Spatial layout data:
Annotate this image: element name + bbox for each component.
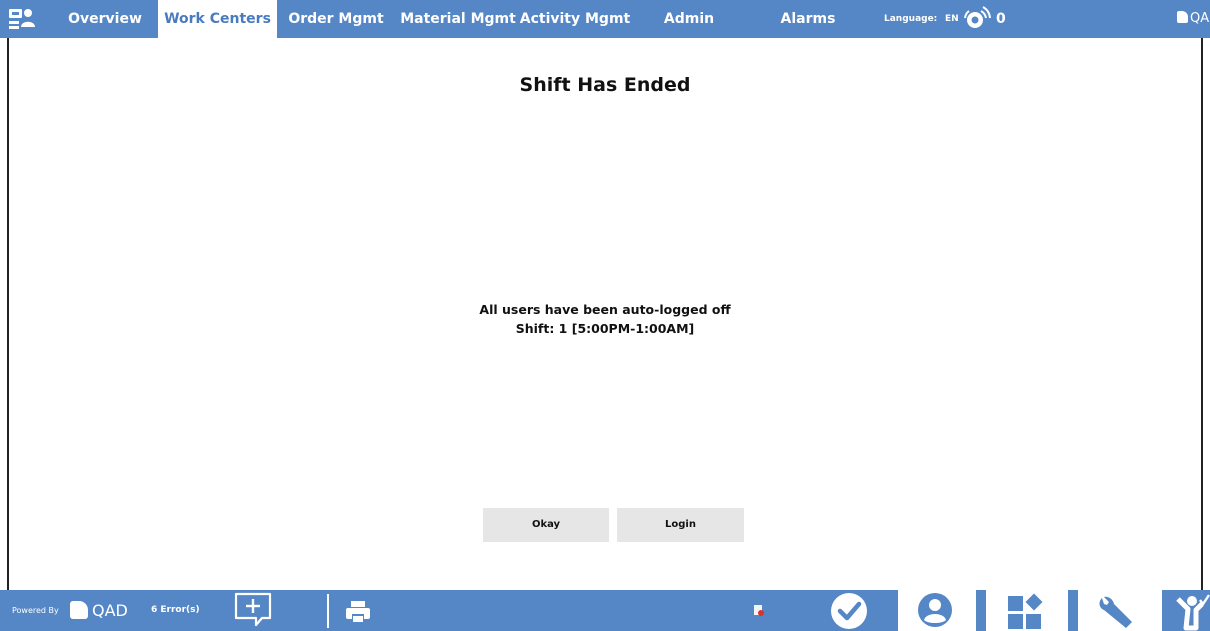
add-comment-icon[interactable]: [232, 590, 274, 631]
message-line-shift: Shift: 1 [5:00PM-1:00AM]: [515, 321, 695, 336]
operator-icon[interactable]: [1172, 590, 1210, 631]
alarm-count: 0: [996, 11, 1006, 27]
tab-order-mgmt[interactable]: Order Mgmt: [280, 0, 392, 38]
workstation-user-icon[interactable]: [8, 5, 36, 31]
tab-overview[interactable]: Overview: [50, 0, 160, 38]
qad-brand-text: QAD: [1190, 11, 1210, 26]
status-document-icon[interactable]: [752, 590, 766, 631]
qad-logo-text: QAD: [92, 601, 128, 620]
wrench-icon[interactable]: [1078, 590, 1162, 631]
okay-button[interactable]: Okay: [483, 508, 609, 542]
tab-material-mgmt[interactable]: Material Mgmt: [397, 0, 519, 38]
print-icon[interactable]: [344, 590, 372, 631]
tab-activity-mgmt[interactable]: Activity Mgmt: [519, 0, 631, 38]
page-title: Shift Has Ended: [519, 74, 691, 96]
dashboard-icon[interactable]: [986, 590, 1068, 631]
maintenance-tile[interactable]: [1078, 590, 1162, 631]
tab-admin[interactable]: Admin: [641, 0, 737, 38]
dashboard-tile[interactable]: [986, 590, 1068, 631]
toolbar-divider: [327, 594, 329, 628]
user-icon[interactable]: [898, 590, 976, 631]
language-selector[interactable]: EN: [945, 0, 959, 38]
powered-by-label: Powered By: [12, 606, 59, 615]
check-icon[interactable]: [828, 590, 870, 631]
language-label: Language:: [884, 14, 938, 24]
broadcast-alarm-icon[interactable]: [962, 6, 992, 32]
qad-brand-top: QAD: [1177, 0, 1210, 38]
qad-logo: QAD: [70, 600, 128, 622]
message-line-logged-off: All users have been auto-logged off: [479, 302, 731, 317]
shift-message: All users have been auto-logged off Shif…: [0, 300, 1210, 338]
top-nav-bar: Overview Work Centers Order Mgmt Materia…: [0, 0, 1210, 38]
tab-alarms[interactable]: Alarms: [760, 0, 856, 38]
qad-logo-icon: [70, 601, 88, 619]
error-count[interactable]: 6 Error(s): [151, 590, 200, 631]
bottom-toolbar: Powered By QAD 6 Error(s): [0, 590, 1210, 631]
qad-logo-icon: [1177, 11, 1188, 23]
user-tile[interactable]: [898, 590, 976, 631]
tab-work-centers[interactable]: Work Centers: [158, 0, 277, 38]
app-window: Overview Work Centers Order Mgmt Materia…: [0, 0, 1210, 631]
login-button[interactable]: Login: [617, 508, 744, 542]
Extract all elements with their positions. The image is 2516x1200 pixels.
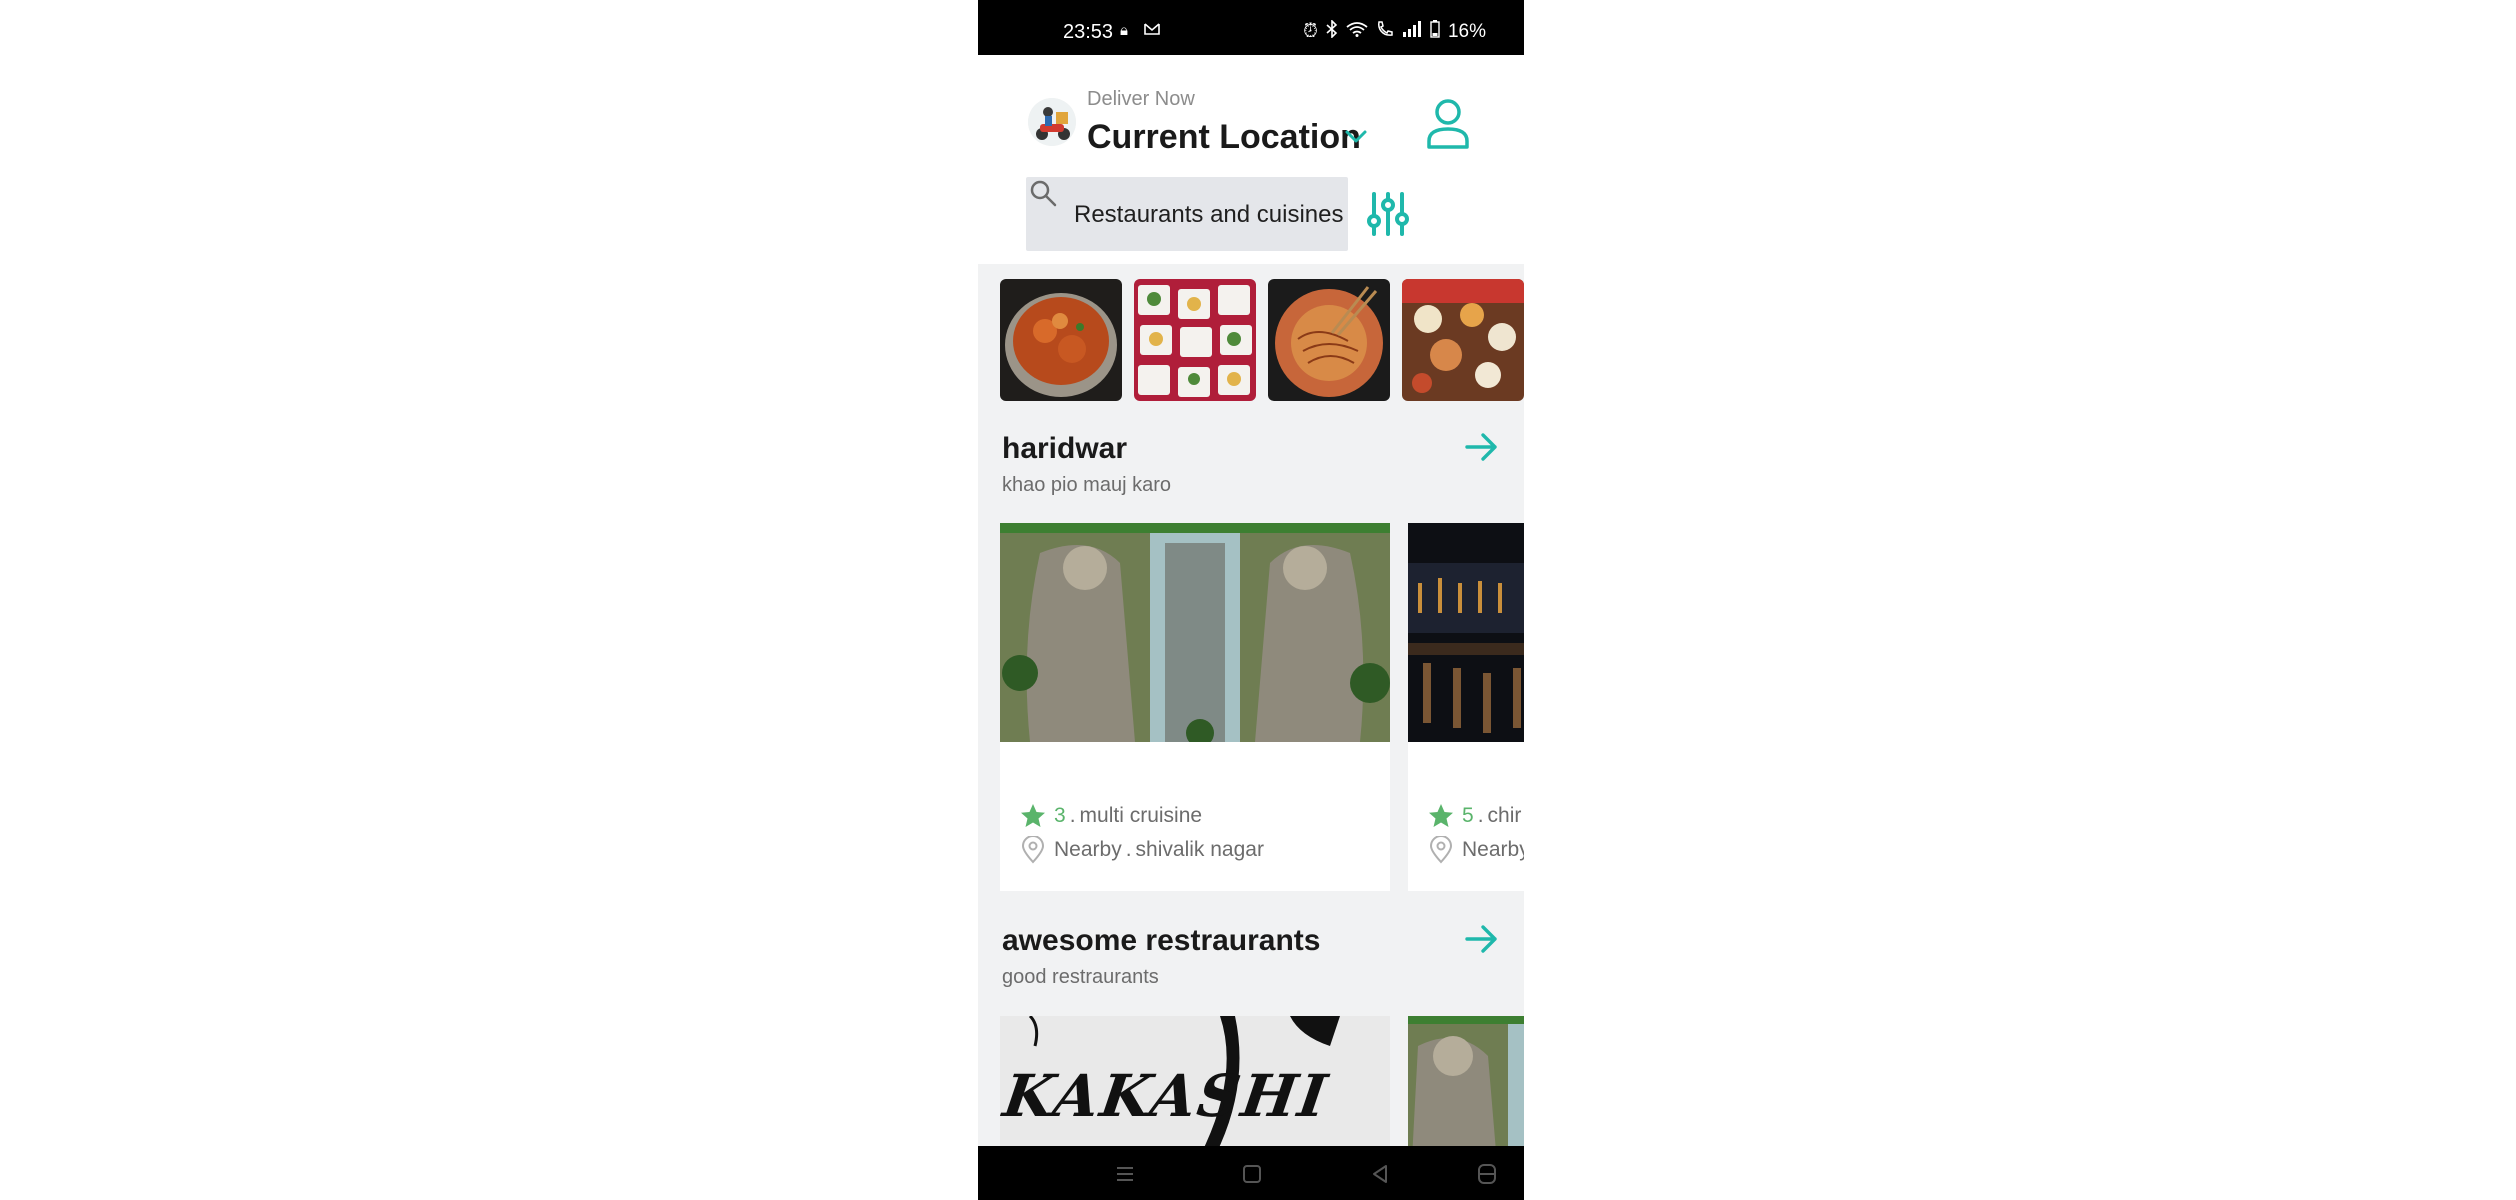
distance-label: Nearby bbox=[1054, 838, 1122, 861]
restaurant-card[interactable]: 5 . chir Nearby bbox=[1408, 523, 1524, 891]
section-subtitle: khao pio mauj karo bbox=[1002, 474, 1171, 496]
location-pin-icon bbox=[1021, 836, 1045, 864]
search-icon bbox=[1030, 180, 1057, 207]
back-triangle-icon[interactable] bbox=[1368, 1162, 1392, 1186]
chevron-down-icon[interactable] bbox=[1342, 123, 1370, 151]
wifi-icon bbox=[1346, 21, 1368, 43]
separator-dot: . bbox=[1477, 804, 1484, 827]
filter-sliders-icon[interactable] bbox=[1366, 191, 1410, 237]
bluetooth-icon bbox=[1326, 19, 1338, 44]
rating-value: 3 bbox=[1054, 804, 1066, 827]
status-bar: 23:53 🔒︎ ⏰︎ 16% bbox=[978, 0, 1524, 55]
section-title: awesome restraurants bbox=[1002, 924, 1321, 957]
distance-label: Nearby bbox=[1462, 838, 1524, 861]
cuisine-label: chir bbox=[1487, 804, 1522, 827]
battery-icon bbox=[1430, 20, 1440, 44]
rating-value: 5 bbox=[1462, 804, 1474, 827]
star-icon bbox=[1429, 804, 1453, 827]
restaurant-image bbox=[1408, 1016, 1524, 1146]
restaurant-card[interactable]: 3 . multi cruisine Nearby . shivalik nag… bbox=[1000, 523, 1390, 891]
rating-row: 5 . chir bbox=[1428, 803, 1521, 829]
current-location-selector[interactable]: Current Location bbox=[1087, 118, 1361, 157]
section-subtitle: good restraurants bbox=[1002, 966, 1159, 988]
restaurant-image bbox=[1000, 523, 1390, 742]
home-square-icon[interactable] bbox=[1240, 1162, 1264, 1186]
assistant-icon[interactable] bbox=[1475, 1162, 1499, 1186]
cuisine-label: multi cruisine bbox=[1079, 804, 1203, 827]
restaurant-card[interactable]: KaKaSHi bbox=[1000, 1016, 1390, 1146]
menu-icon[interactable] bbox=[1113, 1162, 1137, 1186]
restaurant-card[interactable] bbox=[1408, 1016, 1524, 1146]
alarm-icon: ⏰︎ bbox=[1303, 21, 1318, 42]
search-input[interactable]: Restaurants and cuisines bbox=[1026, 177, 1348, 251]
status-time: 23:53 bbox=[1063, 21, 1114, 43]
area-label: shivalik nagar bbox=[1135, 838, 1264, 861]
section-title: haridwar bbox=[1002, 432, 1128, 465]
system-nav-bar bbox=[978, 1146, 1524, 1200]
mail-icon bbox=[1144, 22, 1160, 40]
delivery-avatar bbox=[1028, 98, 1076, 146]
star-icon bbox=[1021, 804, 1045, 827]
location-row: Nearby . shivalik nagar bbox=[1020, 836, 1264, 864]
app-header: Deliver Now Current Location Restaurants… bbox=[978, 55, 1524, 264]
location-row: Nearby bbox=[1428, 836, 1524, 864]
profile-icon[interactable] bbox=[1424, 97, 1472, 149]
separator-dot: . bbox=[1069, 804, 1076, 827]
arrow-right-icon[interactable] bbox=[1464, 431, 1500, 463]
signal-icon bbox=[1402, 21, 1422, 43]
location-pin-icon bbox=[1429, 836, 1453, 864]
rating-row: 3 . multi cruisine bbox=[1020, 803, 1202, 829]
phone-screen: 23:53 🔒︎ ⏰︎ 16% Deliver Now Current Loca… bbox=[978, 0, 1524, 1200]
call-icon bbox=[1376, 20, 1394, 44]
battery-percent: 16% bbox=[1447, 21, 1486, 42]
main-content[interactable]: haridwar khao pio mauj karo 3 . multi cr… bbox=[978, 264, 1524, 1146]
category-noodle-dish[interactable] bbox=[1268, 279, 1390, 401]
deliver-now-label: Deliver Now bbox=[1087, 88, 1195, 110]
category-platter-dish[interactable] bbox=[1134, 279, 1256, 401]
arrow-right-icon[interactable] bbox=[1464, 923, 1500, 955]
restaurant-image bbox=[1408, 523, 1524, 742]
category-thali-spread[interactable] bbox=[1402, 279, 1524, 401]
lock-icon: 🔒︎ bbox=[1120, 22, 1128, 39]
category-curry-dish[interactable] bbox=[1000, 279, 1122, 401]
search-placeholder: Restaurants and cuisines bbox=[1074, 201, 1344, 228]
restaurant-logo-text: KaKaSHi bbox=[1000, 1062, 1333, 1130]
separator-dot: . bbox=[1125, 838, 1132, 861]
restaurant-logo-image: KaKaSHi bbox=[1000, 1016, 1390, 1146]
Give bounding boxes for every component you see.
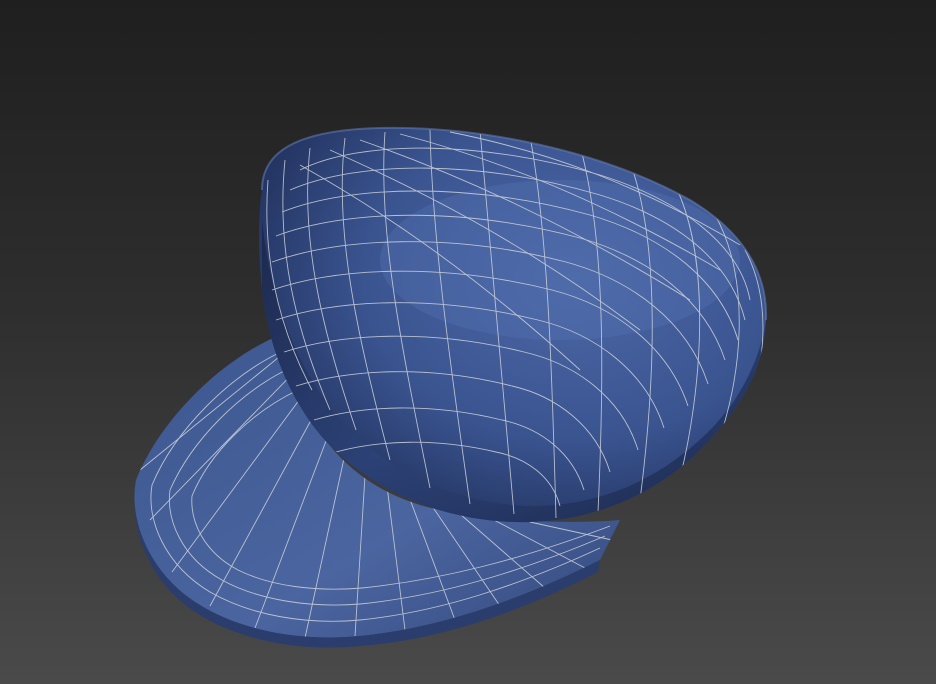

Do this: Reproduce every row above word for word, omitting the pictures.

Output for this exercise:
Annotate this image: element name + bbox for each component.
add-comment-icon[interactable]: [232, 590, 274, 631]
message-line-shift: Shift: 1 [5:00PM-1:00AM]: [515, 321, 695, 336]
operator-icon[interactable]: [1172, 590, 1210, 631]
alarm-count: 0: [996, 11, 1006, 27]
tab-order-mgmt[interactable]: Order Mgmt: [280, 0, 392, 38]
workstation-user-icon[interactable]: [8, 5, 36, 31]
tab-overview[interactable]: Overview: [50, 0, 160, 38]
qad-brand-text: QAD: [1190, 11, 1210, 26]
status-document-icon[interactable]: [752, 590, 766, 631]
qad-logo-text: QAD: [92, 601, 128, 620]
wrench-icon[interactable]: [1078, 590, 1162, 631]
okay-button[interactable]: Okay: [483, 508, 609, 542]
tab-material-mgmt[interactable]: Material Mgmt: [397, 0, 519, 38]
print-icon[interactable]: [344, 590, 372, 631]
tab-activity-mgmt[interactable]: Activity Mgmt: [519, 0, 631, 38]
page-title: Shift Has Ended: [519, 74, 691, 96]
dashboard-icon[interactable]: [986, 590, 1068, 631]
maintenance-tile[interactable]: [1078, 590, 1162, 631]
tab-admin[interactable]: Admin: [641, 0, 737, 38]
dashboard-tile[interactable]: [986, 590, 1068, 631]
toolbar-divider: [327, 594, 329, 628]
user-icon[interactable]: [898, 590, 976, 631]
language-selector[interactable]: EN: [945, 0, 959, 38]
powered-by-label: Powered By: [12, 606, 59, 615]
check-icon[interactable]: [828, 590, 870, 631]
language-label: Language:: [884, 14, 938, 24]
broadcast-alarm-icon[interactable]: [962, 6, 992, 32]
qad-brand-top: QAD: [1177, 0, 1210, 38]
qad-logo: QAD: [70, 600, 128, 622]
message-line-logged-off: All users have been auto-logged off: [479, 302, 731, 317]
shift-message: All users have been auto-logged off Shif…: [0, 300, 1210, 338]
top-nav-bar: Overview Work Centers Order Mgmt Materia…: [0, 0, 1210, 38]
tab-alarms[interactable]: Alarms: [760, 0, 856, 38]
qad-logo-icon: [70, 601, 88, 619]
error-count[interactable]: 6 Error(s): [151, 590, 200, 631]
bottom-toolbar: Powered By QAD 6 Error(s): [0, 590, 1210, 631]
qad-logo-icon: [1177, 11, 1188, 23]
user-tile[interactable]: [898, 590, 976, 631]
tab-work-centers[interactable]: Work Centers: [158, 0, 277, 38]
app-window: Overview Work Centers Order Mgmt Materia…: [0, 0, 1210, 631]
login-button[interactable]: Login: [617, 508, 744, 542]
Extract all elements with their positions. The image is 2516x1200 pixels.
distance-label: Nearby bbox=[1054, 838, 1122, 861]
restaurant-card[interactable]: 5 . chir Nearby bbox=[1408, 523, 1524, 891]
section-subtitle: khao pio mauj karo bbox=[1002, 474, 1171, 496]
location-pin-icon bbox=[1021, 836, 1045, 864]
search-icon bbox=[1030, 180, 1057, 207]
back-triangle-icon[interactable] bbox=[1368, 1162, 1392, 1186]
chevron-down-icon[interactable] bbox=[1342, 123, 1370, 151]
wifi-icon bbox=[1346, 21, 1368, 43]
separator-dot: . bbox=[1477, 804, 1484, 827]
filter-sliders-icon[interactable] bbox=[1366, 191, 1410, 237]
bluetooth-icon bbox=[1326, 19, 1338, 44]
rating-value: 3 bbox=[1054, 804, 1066, 827]
status-bar: 23:53 🔒︎ ⏰︎ 16% bbox=[978, 0, 1524, 55]
section-title: awesome restraurants bbox=[1002, 924, 1321, 957]
distance-label: Nearby bbox=[1462, 838, 1524, 861]
cuisine-label: chir bbox=[1487, 804, 1522, 827]
battery-icon bbox=[1430, 20, 1440, 44]
rating-value: 5 bbox=[1462, 804, 1474, 827]
star-icon bbox=[1429, 804, 1453, 827]
restaurant-image bbox=[1408, 1016, 1524, 1146]
restaurant-card[interactable]: 3 . multi cruisine Nearby . shivalik nag… bbox=[1000, 523, 1390, 891]
rating-row: 5 . chir bbox=[1428, 803, 1521, 829]
current-location-selector[interactable]: Current Location bbox=[1087, 118, 1361, 157]
section-subtitle: good restraurants bbox=[1002, 966, 1159, 988]
restaurant-image bbox=[1000, 523, 1390, 742]
home-square-icon[interactable] bbox=[1240, 1162, 1264, 1186]
assistant-icon[interactable] bbox=[1475, 1162, 1499, 1186]
cuisine-label: multi cruisine bbox=[1079, 804, 1203, 827]
restaurant-card[interactable]: KaKaSHi bbox=[1000, 1016, 1390, 1146]
menu-icon[interactable] bbox=[1113, 1162, 1137, 1186]
restaurant-card[interactable] bbox=[1408, 1016, 1524, 1146]
alarm-icon: ⏰︎ bbox=[1303, 21, 1318, 42]
search-input[interactable]: Restaurants and cuisines bbox=[1026, 177, 1348, 251]
status-time: 23:53 bbox=[1063, 21, 1114, 43]
area-label: shivalik nagar bbox=[1135, 838, 1264, 861]
section-title: haridwar bbox=[1002, 432, 1128, 465]
system-nav-bar bbox=[978, 1146, 1524, 1200]
mail-icon bbox=[1144, 22, 1160, 40]
delivery-avatar bbox=[1028, 98, 1076, 146]
star-icon bbox=[1021, 804, 1045, 827]
location-row: Nearby . shivalik nagar bbox=[1020, 836, 1264, 864]
app-header: Deliver Now Current Location Restaurants… bbox=[978, 55, 1524, 264]
location-row: Nearby bbox=[1428, 836, 1524, 864]
profile-icon[interactable] bbox=[1424, 97, 1472, 149]
separator-dot: . bbox=[1069, 804, 1076, 827]
arrow-right-icon[interactable] bbox=[1464, 431, 1500, 463]
signal-icon bbox=[1402, 21, 1422, 43]
location-pin-icon bbox=[1429, 836, 1453, 864]
rating-row: 3 . multi cruisine bbox=[1020, 803, 1202, 829]
phone-screen: 23:53 🔒︎ ⏰︎ 16% Deliver Now Current Loca… bbox=[978, 0, 1524, 1200]
call-icon bbox=[1376, 20, 1394, 44]
battery-percent: 16% bbox=[1447, 21, 1486, 42]
main-content[interactable]: haridwar khao pio mauj karo 3 . multi cr… bbox=[978, 264, 1524, 1146]
category-noodle-dish[interactable] bbox=[1268, 279, 1390, 401]
deliver-now-label: Deliver Now bbox=[1087, 88, 1195, 110]
category-platter-dish[interactable] bbox=[1134, 279, 1256, 401]
arrow-right-icon[interactable] bbox=[1464, 923, 1500, 955]
restaurant-image bbox=[1408, 523, 1524, 742]
category-thali-spread[interactable] bbox=[1402, 279, 1524, 401]
lock-icon: 🔒︎ bbox=[1120, 22, 1128, 39]
category-curry-dish[interactable] bbox=[1000, 279, 1122, 401]
search-placeholder: Restaurants and cuisines bbox=[1074, 201, 1344, 228]
restaurant-logo-text: KaKaSHi bbox=[1000, 1062, 1333, 1130]
separator-dot: . bbox=[1125, 838, 1132, 861]
restaurant-logo-image: KaKaSHi bbox=[1000, 1016, 1390, 1146]
Give bounding boxes for every component you see.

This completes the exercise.